RECORDS SHOWN>
** begin **

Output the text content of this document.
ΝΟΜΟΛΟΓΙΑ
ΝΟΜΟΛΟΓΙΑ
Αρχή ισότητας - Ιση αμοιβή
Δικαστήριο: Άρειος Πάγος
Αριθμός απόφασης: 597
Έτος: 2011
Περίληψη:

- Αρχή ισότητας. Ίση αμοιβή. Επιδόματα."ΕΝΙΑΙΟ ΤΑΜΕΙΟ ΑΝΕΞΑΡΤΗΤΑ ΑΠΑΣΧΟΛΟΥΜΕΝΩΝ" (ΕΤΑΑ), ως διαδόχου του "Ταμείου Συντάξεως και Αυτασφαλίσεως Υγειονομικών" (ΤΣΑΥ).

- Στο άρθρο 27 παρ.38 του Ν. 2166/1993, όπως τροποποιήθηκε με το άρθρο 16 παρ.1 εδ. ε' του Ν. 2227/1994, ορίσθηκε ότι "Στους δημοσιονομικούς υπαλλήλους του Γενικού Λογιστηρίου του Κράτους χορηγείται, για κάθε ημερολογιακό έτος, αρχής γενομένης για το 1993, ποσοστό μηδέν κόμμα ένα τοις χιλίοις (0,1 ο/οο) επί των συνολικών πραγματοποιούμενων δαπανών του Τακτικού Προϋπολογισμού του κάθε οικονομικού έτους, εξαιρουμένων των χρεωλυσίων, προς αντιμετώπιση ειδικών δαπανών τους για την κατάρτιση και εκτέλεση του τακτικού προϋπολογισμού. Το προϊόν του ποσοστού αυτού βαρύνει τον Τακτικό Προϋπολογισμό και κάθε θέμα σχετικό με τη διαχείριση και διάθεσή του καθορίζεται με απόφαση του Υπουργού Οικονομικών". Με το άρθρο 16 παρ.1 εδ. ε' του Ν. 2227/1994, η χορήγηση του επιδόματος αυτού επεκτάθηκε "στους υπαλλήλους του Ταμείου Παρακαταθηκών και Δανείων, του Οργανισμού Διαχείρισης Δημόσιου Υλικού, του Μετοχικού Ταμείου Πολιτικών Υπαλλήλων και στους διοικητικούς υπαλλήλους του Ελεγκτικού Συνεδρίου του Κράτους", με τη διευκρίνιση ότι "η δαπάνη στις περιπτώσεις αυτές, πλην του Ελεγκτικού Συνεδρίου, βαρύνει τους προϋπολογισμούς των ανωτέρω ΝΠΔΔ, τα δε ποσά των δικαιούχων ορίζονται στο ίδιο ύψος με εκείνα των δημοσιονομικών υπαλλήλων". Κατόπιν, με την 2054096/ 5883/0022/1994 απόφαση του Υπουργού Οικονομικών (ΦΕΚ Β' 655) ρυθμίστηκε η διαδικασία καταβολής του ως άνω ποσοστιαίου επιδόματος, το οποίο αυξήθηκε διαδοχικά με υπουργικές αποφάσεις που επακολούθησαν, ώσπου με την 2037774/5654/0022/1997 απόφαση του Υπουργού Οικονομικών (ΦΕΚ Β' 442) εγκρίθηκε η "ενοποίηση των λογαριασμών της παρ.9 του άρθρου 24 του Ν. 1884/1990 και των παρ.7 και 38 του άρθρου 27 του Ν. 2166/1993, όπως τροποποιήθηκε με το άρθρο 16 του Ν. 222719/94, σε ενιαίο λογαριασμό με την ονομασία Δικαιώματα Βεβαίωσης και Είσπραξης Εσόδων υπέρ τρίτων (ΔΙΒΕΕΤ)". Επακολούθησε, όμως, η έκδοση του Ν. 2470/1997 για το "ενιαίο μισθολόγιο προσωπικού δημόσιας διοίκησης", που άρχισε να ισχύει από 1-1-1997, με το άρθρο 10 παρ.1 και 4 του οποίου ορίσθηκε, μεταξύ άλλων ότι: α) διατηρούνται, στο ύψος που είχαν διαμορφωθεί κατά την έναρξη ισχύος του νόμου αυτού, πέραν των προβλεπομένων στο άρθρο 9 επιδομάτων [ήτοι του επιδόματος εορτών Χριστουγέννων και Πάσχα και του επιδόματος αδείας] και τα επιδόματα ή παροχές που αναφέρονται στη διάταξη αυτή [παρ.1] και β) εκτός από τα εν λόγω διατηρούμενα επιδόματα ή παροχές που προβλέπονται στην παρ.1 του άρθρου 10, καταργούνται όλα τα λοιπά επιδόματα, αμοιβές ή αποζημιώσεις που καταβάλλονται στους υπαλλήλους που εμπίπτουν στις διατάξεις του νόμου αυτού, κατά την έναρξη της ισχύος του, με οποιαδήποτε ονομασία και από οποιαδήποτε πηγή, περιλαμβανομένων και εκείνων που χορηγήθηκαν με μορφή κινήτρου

** end **

PROBLEM REQUIREMENTS> Copy out the full material exactly as it appears.

RESPONSE FOR THIS EXERCISE>
Output the text content of this document.
ΝΟΜΟΛΟΓΙΑ
ΝΟΜΟΛΟΓΙΑ
Αρχή ισότητας - Ιση αμοιβή
Δικαστήριο: Άρειος Πάγος
Αριθμός απόφασης: 597
Έτος: 2011
Περίληψη:

- Αρχή ισότητας. Ίση αμοιβή. Επιδόματα."ΕΝΙΑΙΟ ΤΑΜΕΙΟ ΑΝΕΞΑΡΤΗΤΑ ΑΠΑΣΧΟΛΟΥΜΕΝΩΝ" (ΕΤΑΑ), ως διαδόχου του "Ταμείου Συντάξεως και Αυτασφαλίσεως Υγειονομικών" (ΤΣΑΥ).

- Στο άρθρο 27 παρ.38 του Ν. 2166/1993, όπως τροποποιήθηκε με το άρθρο 16 παρ.1 εδ. ε' του Ν. 2227/1994, ορίσθηκε ότι "Στους δημοσιονομικούς υπαλλήλους του Γενικού Λογιστηρίου του Κράτους χορηγείται, για κάθε ημερολογιακό έτος, αρχής γενομένης για το 1993, ποσοστό μηδέν κόμμα ένα τοις χιλίοις (0,1 ο/οο) επί των συνολικών πραγματοποιούμενων δαπανών του Τακτικού Προϋπολογισμού του κάθε οικονομικού έτους, εξαιρουμένων των χρεωλυσίων, προς αντιμετώπιση ειδικών δαπανών τους για την κατάρτιση και εκτέλεση του τακτικού προϋπολογισμού. Το προϊόν του ποσοστού αυτού βαρύνει τον Τακτικό Προϋπολογισμό και κάθε θέμα σχετικό με τη διαχείριση και διάθεσή του καθορίζεται με απόφαση του Υπουργού Οικονομικών". Με το άρθρο 16 παρ.1 εδ. ε' του Ν. 2227/1994, η χορήγηση του επιδόματος αυτού επεκτάθηκε "στους υπαλλήλους του Ταμείου Παρακαταθηκών και Δανείων, του Οργανισμού Διαχείρισης Δημόσιου Υλικού, του Μετοχικού Ταμείου Πολιτικών Υπαλλήλων και στους διοικητικούς υπαλλήλους του Ελεγκτικού Συνεδρίου του Κράτους", με τη διευκρίνιση ότι "η δαπάνη στις περιπτώσεις αυτές, πλην του Ελεγκτικού Συνεδρίου, βαρύνει τους προϋπολογισμούς των ανωτέρω ΝΠΔΔ, τα δε ποσά των δικαιούχων ορίζονται στο ίδιο ύψος με εκείνα των δημοσιονομικών υπαλλήλων". Κατόπιν, με την 2054096/ 5883/0022/1994 απόφαση του Υπουργού Οικονομικών (ΦΕΚ Β' 655) ρυθμίστηκε η διαδικασία καταβολής του ως άνω ποσοστιαίου επιδόματος, το οποίο αυξήθηκε διαδοχικά με υπουργικές αποφάσεις που επακολούθησαν, ώσπου με την 2037774/5654/0022/1997 απόφαση του Υπουργού Οικονομικών (ΦΕΚ Β' 442) εγκρίθηκε η "ενοποίηση των λογαριασμών της παρ.9 του άρθρου 24 του Ν. 1884/1990 και των παρ.7 και 38 του άρθρου 27 του Ν. 2166/1993, όπως τροποποιήθηκε με το άρθρο 16 του Ν. 222719/94, σε ενιαίο λογαριασμό με την ονομασία Δικαιώματα Βεβαίωσης και Είσπραξης Εσόδων υπέρ τρίτων (ΔΙΒΕΕΤ)". Επακολούθησε, όμως, η έκδοση του Ν. 2470/1997 για το "ενιαίο μισθολόγιο προσωπικού δημόσιας διοίκησης", που άρχισε να ισχύει από 1-1-1997, με το άρθρο 10 παρ.1 και 4 του οποίου ορίσθηκε, μεταξύ άλλων ότι: α) διατηρούνται, στο ύψος που είχαν διαμορφωθεί κατά την έναρξη ισχύος του νόμου αυτού, πέραν των προβλεπομένων στο άρθρο 9 επιδομάτων [ήτοι του επιδόματος εορτών Χριστουγέννων και Πάσχα και του επιδόματος αδείας] και τα επιδόματα ή παροχές που αναφέρονται στη διάταξη αυτή [παρ.1] και β) εκτός από τα εν λόγω διατηρούμενα επιδόματα ή παροχές που προβλέπονται στην παρ.1 του άρθρου 10, καταργούνται όλα τα λοιπά επιδόματα, αμοιβές ή αποζημιώσεις που καταβάλλονται στους υπαλλήλους που εμπίπτουν στις διατάξεις του νόμου αυτού, κατά την έναρξη της ισχύος του, με οποιαδήποτε ονομασία και από οποιαδήποτε πηγή, περιλαμβανομένων και εκείνων που χορηγήθηκαν με μορφή κινήτρου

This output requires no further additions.